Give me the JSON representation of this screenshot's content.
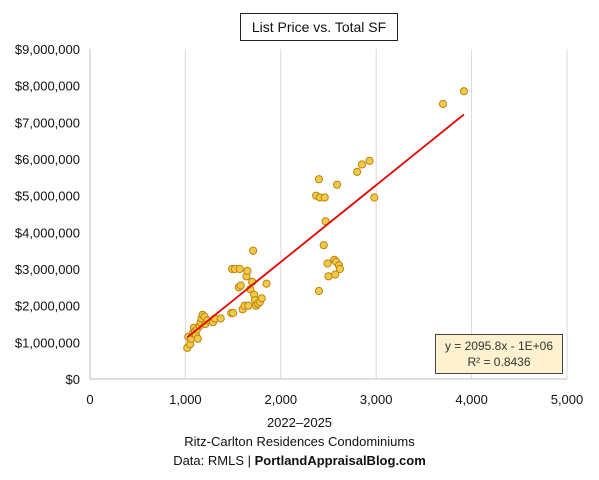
{
  "chart_data": {
    "type": "scatter",
    "title": "List Price vs. Total SF",
    "xlabel": "",
    "ylabel": "",
    "xlim": [
      0,
      5000
    ],
    "ylim": [
      0,
      9000000
    ],
    "x_ticks": [
      0,
      1000,
      2000,
      3000,
      4000,
      5000
    ],
    "x_tick_labels": [
      "0",
      "1,000",
      "2,000",
      "3,000",
      "4,000",
      "5,000"
    ],
    "y_ticks": [
      0,
      1000000,
      2000000,
      3000000,
      4000000,
      5000000,
      6000000,
      7000000,
      8000000,
      9000000
    ],
    "y_tick_labels": [
      "$0",
      "$1,000,000",
      "$2,000,000",
      "$3,000,000",
      "$4,000,000",
      "$5,000,000",
      "$6,000,000",
      "$7,000,000",
      "$8,000,000",
      "$9,000,000"
    ],
    "grid": "vertical",
    "legend": "none",
    "point_color": "#f5c84a",
    "point_edge_color": "#b8860b",
    "trendline_color": "#e30000",
    "points": [
      [
        1020,
        850000
      ],
      [
        1050,
        950000
      ],
      [
        1030,
        1150000
      ],
      [
        1060,
        1100000
      ],
      [
        1080,
        1250000
      ],
      [
        1090,
        1400000
      ],
      [
        1100,
        1300000
      ],
      [
        1110,
        1200000
      ],
      [
        1120,
        1350000
      ],
      [
        1130,
        1100000
      ],
      [
        1150,
        1450000
      ],
      [
        1160,
        1550000
      ],
      [
        1170,
        1650000
      ],
      [
        1180,
        1750000
      ],
      [
        1200,
        1700000
      ],
      [
        1210,
        1500000
      ],
      [
        1230,
        1600000
      ],
      [
        1290,
        1550000
      ],
      [
        1310,
        1650000
      ],
      [
        1370,
        1650000
      ],
      [
        1480,
        1800000
      ],
      [
        1500,
        1800000
      ],
      [
        1490,
        3000000
      ],
      [
        1520,
        3000000
      ],
      [
        1560,
        2500000
      ],
      [
        1570,
        3000000
      ],
      [
        1580,
        2550000
      ],
      [
        1600,
        1900000
      ],
      [
        1620,
        2000000
      ],
      [
        1640,
        2800000
      ],
      [
        1650,
        2950000
      ],
      [
        1660,
        2000000
      ],
      [
        1680,
        2450000
      ],
      [
        1700,
        2650000
      ],
      [
        1710,
        3500000
      ],
      [
        1720,
        2300000
      ],
      [
        1730,
        2150000
      ],
      [
        1740,
        2000000
      ],
      [
        1760,
        2050000
      ],
      [
        1780,
        2100000
      ],
      [
        1800,
        2200000
      ],
      [
        1850,
        2600000
      ],
      [
        2370,
        5000000
      ],
      [
        2400,
        5450000
      ],
      [
        2400,
        2400000
      ],
      [
        2410,
        4950000
      ],
      [
        2450,
        3650000
      ],
      [
        2460,
        4950000
      ],
      [
        2470,
        4300000
      ],
      [
        2490,
        3150000
      ],
      [
        2500,
        2800000
      ],
      [
        2560,
        3250000
      ],
      [
        2570,
        2850000
      ],
      [
        2580,
        3200000
      ],
      [
        2590,
        5300000
      ],
      [
        2610,
        3100000
      ],
      [
        2620,
        3000000
      ],
      [
        2800,
        5650000
      ],
      [
        2850,
        5850000
      ],
      [
        2930,
        5950000
      ],
      [
        2980,
        4950000
      ],
      [
        3700,
        7500000
      ],
      [
        3920,
        7850000
      ]
    ],
    "trendline": {
      "slope": 2095.8,
      "intercept": -1000000,
      "x_range": [
        1020,
        3920
      ]
    },
    "equation_text": "y = 2095.8x - 1E+06",
    "r2_text": "R² = 0.8436",
    "caption_line1": "2022–2025",
    "caption_line2": "Ritz-Carlton Residences Condominiums",
    "caption_source_prefix": "Data: RMLS | ",
    "caption_source_bold": "PortlandAppraisalBlog.com"
  }
}
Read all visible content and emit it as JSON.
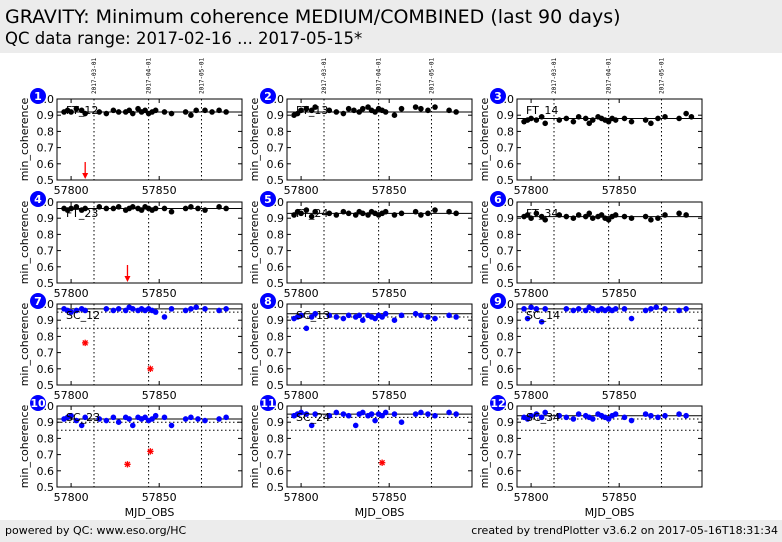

▸ SET PROBLEM:
Tell how many lines include "content". The number is the whole answer.

▸ ANSWER FOR THIS EXERCISE:
2